Output every line of the entries below as a Markdown table with the columns Row and Line, numbering each row in order and omitting blank lines.
* BEGIN DATA EXCERPTS *
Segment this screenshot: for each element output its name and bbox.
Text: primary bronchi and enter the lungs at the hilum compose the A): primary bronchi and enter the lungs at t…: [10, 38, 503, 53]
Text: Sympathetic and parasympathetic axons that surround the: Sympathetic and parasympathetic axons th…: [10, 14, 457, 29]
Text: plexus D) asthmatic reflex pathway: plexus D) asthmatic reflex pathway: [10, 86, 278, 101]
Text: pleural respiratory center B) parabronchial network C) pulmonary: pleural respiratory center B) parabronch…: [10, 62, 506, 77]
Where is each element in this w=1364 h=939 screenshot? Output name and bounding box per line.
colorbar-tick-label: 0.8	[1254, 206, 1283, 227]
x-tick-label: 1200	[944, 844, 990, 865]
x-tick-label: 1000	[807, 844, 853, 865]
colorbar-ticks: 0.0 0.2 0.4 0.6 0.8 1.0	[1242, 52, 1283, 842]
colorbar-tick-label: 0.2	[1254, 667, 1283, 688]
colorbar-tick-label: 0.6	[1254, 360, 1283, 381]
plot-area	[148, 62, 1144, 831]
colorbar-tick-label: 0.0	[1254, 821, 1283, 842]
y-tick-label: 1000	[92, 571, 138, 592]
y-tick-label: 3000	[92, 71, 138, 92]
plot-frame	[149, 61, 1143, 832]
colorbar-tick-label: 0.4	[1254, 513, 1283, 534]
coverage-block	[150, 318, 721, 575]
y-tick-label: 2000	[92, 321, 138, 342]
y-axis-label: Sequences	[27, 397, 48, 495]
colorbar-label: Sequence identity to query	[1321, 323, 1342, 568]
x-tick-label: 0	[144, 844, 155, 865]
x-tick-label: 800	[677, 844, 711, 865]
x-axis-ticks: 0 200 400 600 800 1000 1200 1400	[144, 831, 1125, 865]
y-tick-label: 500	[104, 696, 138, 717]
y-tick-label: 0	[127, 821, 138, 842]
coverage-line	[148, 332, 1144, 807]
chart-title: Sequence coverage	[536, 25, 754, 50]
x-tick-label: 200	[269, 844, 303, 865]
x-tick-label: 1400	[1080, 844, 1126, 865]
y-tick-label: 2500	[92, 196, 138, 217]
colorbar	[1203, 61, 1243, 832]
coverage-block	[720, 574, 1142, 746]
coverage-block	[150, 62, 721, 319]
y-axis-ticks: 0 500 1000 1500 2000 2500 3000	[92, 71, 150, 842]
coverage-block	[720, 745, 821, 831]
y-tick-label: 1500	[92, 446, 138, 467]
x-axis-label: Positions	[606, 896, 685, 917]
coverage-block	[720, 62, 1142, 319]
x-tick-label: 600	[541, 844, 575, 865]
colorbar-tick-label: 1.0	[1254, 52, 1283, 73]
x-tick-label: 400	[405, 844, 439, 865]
* END DATA EXCERPTS *
• OUTPUT OF THE TASK:
| Row | Line |
|---|---|
| 1 | Segment this screenshot: for each element output its name and bbox. |
| 2 | Text: primary bronchi and enter the lungs at the hilum compose the A): primary bronchi and enter the lungs at t…: [10, 38, 503, 53] |
| 3 | Text: Sympathetic and parasympathetic axons that surround the: Sympathetic and parasympathetic axons th…: [10, 14, 457, 29] |
| 4 | Text: plexus D) asthmatic reflex pathway: plexus D) asthmatic reflex pathway: [10, 86, 278, 101] |
| 5 | Text: pleural respiratory center B) parabronchial network C) pulmonary: pleural respiratory center B) parabronch…: [10, 62, 506, 77] |
| 6 | Where is each element in this w=1364 h=939 screenshot? Output name and bounding box per line. |
| 7 | colorbar-tick-label: 0.8	[1254, 206, 1283, 227] |
| 8 | x-tick-label: 1200	[944, 844, 990, 865] |
| 9 | x-tick-label: 1000	[807, 844, 853, 865] |
| 10 | colorbar-ticks: 0.0 0.2 0.4 0.6 0.8 1.0	[1242, 52, 1283, 842] |
| 11 | colorbar-tick-label: 0.2	[1254, 667, 1283, 688] |
| 12 | colorbar-tick-label: 0.6	[1254, 360, 1283, 381] |
| 13 | plot-area	[148, 62, 1144, 831] |
| 14 | colorbar-tick-label: 0.0	[1254, 821, 1283, 842] |
| 15 | y-tick-label: 1000	[92, 571, 138, 592] |
| 16 | y-tick-label: 3000	[92, 71, 138, 92] |
| 17 | plot-frame	[149, 61, 1143, 832] |
| 18 | colorbar-tick-label: 0.4	[1254, 513, 1283, 534] |
| 19 | coverage-block	[150, 318, 721, 575] |
| 20 | y-tick-label: 2000	[92, 321, 138, 342] |
| 21 | y-axis-label: Sequences	[27, 397, 48, 495] |
| 22 | colorbar-label: Sequence identity to query	[1321, 323, 1342, 568] |
| 23 | x-tick-label: 0	[144, 844, 155, 865] |
| 24 | x-tick-label: 800	[677, 844, 711, 865] |
| 25 | x-axis-ticks: 0 200 400 600 800 1000 1200 1400	[144, 831, 1125, 865] |
| 26 | y-tick-label: 500	[104, 696, 138, 717] |
| 27 | y-tick-label: 0	[127, 821, 138, 842] |
| 28 | coverage-line	[148, 332, 1144, 807] |
| 29 | chart-title: Sequence coverage	[536, 25, 754, 50] |
| 30 | x-tick-label: 200	[269, 844, 303, 865] |
| 31 | x-tick-label: 1400	[1080, 844, 1126, 865] |
| 32 | y-tick-label: 2500	[92, 196, 138, 217] |
| 33 | colorbar	[1203, 61, 1243, 832] |
| 34 | coverage-block	[720, 574, 1142, 746] |
| 35 | coverage-block	[150, 62, 721, 319] |
| 36 | y-axis-ticks: 0 500 1000 1500 2000 2500 3000	[92, 71, 150, 842] |
| 37 | coverage-block	[720, 745, 821, 831] |
| 38 | y-tick-label: 1500	[92, 446, 138, 467] |
| 39 | x-axis-label: Positions	[606, 896, 685, 917] |
| 40 | coverage-block	[720, 62, 1142, 319] |
| 41 | x-tick-label: 600	[541, 844, 575, 865] |
| 42 | colorbar-tick-label: 1.0	[1254, 52, 1283, 73] |
| 43 | x-tick-label: 400	[405, 844, 439, 865] |